**DIRECTIVE:** Determine how many lines include the string "this". Output that number only.

Records contained in a dataset
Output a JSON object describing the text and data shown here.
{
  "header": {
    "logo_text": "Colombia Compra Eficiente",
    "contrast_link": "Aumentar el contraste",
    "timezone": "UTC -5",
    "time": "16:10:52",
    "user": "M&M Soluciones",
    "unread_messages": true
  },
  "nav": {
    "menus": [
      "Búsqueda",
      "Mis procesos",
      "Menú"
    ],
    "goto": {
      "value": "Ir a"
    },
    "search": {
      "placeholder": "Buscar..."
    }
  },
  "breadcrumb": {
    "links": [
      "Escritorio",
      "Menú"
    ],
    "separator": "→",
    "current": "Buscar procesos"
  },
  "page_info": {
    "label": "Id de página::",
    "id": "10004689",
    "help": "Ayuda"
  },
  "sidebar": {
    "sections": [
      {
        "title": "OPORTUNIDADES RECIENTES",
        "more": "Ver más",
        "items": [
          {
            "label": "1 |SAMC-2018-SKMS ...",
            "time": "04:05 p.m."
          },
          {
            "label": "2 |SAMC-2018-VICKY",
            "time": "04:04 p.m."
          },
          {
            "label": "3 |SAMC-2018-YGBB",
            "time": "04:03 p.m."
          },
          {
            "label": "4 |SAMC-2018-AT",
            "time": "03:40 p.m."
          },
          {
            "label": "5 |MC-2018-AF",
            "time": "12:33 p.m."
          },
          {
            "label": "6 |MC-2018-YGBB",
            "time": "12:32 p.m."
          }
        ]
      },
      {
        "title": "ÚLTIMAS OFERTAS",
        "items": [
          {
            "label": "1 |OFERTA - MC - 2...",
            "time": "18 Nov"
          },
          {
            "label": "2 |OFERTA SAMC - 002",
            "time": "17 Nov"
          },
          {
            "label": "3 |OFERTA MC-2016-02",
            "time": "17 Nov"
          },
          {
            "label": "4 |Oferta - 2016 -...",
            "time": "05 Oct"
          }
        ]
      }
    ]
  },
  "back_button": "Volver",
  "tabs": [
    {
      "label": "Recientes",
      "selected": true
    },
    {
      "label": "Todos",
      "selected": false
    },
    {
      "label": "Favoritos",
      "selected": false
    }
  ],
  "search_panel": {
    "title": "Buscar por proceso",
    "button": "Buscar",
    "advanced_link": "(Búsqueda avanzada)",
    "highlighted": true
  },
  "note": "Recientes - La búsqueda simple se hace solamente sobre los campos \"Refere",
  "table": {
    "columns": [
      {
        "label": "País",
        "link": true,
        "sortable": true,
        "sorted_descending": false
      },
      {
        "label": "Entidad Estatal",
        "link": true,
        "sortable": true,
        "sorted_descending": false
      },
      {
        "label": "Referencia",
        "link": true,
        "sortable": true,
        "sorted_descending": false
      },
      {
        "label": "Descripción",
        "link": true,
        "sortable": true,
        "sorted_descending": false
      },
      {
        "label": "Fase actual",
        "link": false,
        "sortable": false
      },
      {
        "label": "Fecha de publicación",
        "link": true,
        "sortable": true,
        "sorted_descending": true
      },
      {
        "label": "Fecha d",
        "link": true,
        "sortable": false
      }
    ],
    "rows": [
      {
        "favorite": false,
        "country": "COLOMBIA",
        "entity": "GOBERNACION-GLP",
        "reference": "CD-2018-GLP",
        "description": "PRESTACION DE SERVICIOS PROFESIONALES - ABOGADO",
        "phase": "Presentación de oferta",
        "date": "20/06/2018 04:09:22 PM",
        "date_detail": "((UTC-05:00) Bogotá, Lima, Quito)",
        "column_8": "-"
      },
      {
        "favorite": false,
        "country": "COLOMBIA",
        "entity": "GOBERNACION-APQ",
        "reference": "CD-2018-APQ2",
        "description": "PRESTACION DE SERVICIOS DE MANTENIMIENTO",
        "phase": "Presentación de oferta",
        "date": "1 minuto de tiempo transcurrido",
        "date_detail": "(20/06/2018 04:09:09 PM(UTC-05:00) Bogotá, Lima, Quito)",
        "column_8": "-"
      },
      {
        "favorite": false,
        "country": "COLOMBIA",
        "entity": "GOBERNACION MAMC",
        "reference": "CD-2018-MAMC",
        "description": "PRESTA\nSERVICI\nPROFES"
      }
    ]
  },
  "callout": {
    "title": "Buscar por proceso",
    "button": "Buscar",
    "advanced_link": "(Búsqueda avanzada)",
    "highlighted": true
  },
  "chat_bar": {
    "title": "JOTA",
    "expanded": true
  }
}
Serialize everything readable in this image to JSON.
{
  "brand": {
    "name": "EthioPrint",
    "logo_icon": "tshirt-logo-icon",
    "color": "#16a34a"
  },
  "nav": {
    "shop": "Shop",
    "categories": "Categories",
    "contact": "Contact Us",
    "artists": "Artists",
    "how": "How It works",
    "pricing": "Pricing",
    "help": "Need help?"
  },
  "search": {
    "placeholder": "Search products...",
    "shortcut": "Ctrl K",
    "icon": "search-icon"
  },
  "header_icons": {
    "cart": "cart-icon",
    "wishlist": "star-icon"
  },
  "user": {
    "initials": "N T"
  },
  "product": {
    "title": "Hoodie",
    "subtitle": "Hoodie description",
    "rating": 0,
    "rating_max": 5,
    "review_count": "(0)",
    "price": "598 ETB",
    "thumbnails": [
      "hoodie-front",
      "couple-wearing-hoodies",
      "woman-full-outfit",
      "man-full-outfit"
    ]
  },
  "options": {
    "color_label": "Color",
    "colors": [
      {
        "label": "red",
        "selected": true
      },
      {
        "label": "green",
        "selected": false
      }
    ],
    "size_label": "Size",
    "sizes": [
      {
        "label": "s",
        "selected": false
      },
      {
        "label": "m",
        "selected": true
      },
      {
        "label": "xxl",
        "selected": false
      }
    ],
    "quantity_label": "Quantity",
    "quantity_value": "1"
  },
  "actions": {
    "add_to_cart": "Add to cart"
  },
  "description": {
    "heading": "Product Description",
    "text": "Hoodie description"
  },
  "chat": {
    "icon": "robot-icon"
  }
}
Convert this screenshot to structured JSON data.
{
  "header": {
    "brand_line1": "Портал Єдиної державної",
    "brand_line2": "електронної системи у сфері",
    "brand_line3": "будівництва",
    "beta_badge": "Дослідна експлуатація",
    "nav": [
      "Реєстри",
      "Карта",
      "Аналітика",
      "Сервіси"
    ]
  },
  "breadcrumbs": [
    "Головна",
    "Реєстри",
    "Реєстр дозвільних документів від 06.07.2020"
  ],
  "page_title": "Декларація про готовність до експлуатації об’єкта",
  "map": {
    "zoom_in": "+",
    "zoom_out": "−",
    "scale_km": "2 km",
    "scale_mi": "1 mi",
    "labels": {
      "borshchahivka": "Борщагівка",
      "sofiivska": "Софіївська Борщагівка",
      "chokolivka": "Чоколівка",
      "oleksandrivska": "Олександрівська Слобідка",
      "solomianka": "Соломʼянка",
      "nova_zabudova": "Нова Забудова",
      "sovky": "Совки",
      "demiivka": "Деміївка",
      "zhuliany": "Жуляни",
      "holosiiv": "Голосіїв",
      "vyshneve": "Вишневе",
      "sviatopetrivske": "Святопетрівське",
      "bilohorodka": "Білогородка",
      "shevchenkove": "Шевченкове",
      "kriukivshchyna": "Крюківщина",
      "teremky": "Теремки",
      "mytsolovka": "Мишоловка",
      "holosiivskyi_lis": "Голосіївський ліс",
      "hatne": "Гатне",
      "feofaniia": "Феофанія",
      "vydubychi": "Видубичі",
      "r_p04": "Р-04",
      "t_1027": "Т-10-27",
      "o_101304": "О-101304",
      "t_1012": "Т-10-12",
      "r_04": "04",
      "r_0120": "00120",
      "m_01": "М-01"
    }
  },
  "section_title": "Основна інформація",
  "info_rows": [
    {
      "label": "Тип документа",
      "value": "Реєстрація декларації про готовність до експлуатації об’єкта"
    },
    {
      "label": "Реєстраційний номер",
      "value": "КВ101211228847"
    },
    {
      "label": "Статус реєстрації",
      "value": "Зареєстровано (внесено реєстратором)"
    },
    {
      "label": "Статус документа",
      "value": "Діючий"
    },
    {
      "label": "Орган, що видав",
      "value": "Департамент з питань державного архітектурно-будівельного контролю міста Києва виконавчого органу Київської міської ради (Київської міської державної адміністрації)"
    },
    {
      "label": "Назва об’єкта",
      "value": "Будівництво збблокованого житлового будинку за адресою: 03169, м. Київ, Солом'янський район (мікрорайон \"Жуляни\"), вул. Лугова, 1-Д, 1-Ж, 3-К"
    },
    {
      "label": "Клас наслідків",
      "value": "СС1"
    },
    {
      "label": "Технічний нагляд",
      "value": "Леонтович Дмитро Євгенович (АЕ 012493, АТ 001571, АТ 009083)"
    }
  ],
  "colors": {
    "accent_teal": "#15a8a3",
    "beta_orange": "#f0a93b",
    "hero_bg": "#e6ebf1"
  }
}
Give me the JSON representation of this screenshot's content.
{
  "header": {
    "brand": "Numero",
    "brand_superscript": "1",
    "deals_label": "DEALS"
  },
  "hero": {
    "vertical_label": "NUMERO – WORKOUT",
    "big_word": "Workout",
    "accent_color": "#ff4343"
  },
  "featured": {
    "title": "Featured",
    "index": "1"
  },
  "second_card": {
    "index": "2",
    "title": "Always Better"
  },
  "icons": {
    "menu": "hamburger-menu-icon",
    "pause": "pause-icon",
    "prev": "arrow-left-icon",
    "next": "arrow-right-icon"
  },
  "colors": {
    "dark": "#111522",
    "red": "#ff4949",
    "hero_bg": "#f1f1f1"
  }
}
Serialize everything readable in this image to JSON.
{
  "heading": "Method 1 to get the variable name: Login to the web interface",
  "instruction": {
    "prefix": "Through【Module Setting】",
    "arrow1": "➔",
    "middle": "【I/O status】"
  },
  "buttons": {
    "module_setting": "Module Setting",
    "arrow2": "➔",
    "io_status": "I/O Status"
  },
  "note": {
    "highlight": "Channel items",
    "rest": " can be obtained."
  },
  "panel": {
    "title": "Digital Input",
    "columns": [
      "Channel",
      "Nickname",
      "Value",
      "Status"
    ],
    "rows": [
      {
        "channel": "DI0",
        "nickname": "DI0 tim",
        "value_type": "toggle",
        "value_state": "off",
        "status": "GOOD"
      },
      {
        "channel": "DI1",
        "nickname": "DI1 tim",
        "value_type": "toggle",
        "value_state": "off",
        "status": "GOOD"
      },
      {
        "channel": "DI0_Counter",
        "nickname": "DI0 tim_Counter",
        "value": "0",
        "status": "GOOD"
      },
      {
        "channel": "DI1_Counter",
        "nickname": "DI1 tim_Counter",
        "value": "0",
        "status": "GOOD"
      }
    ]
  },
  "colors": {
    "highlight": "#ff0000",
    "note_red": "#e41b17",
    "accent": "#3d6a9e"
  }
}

**WORKED SOLUTION:** 4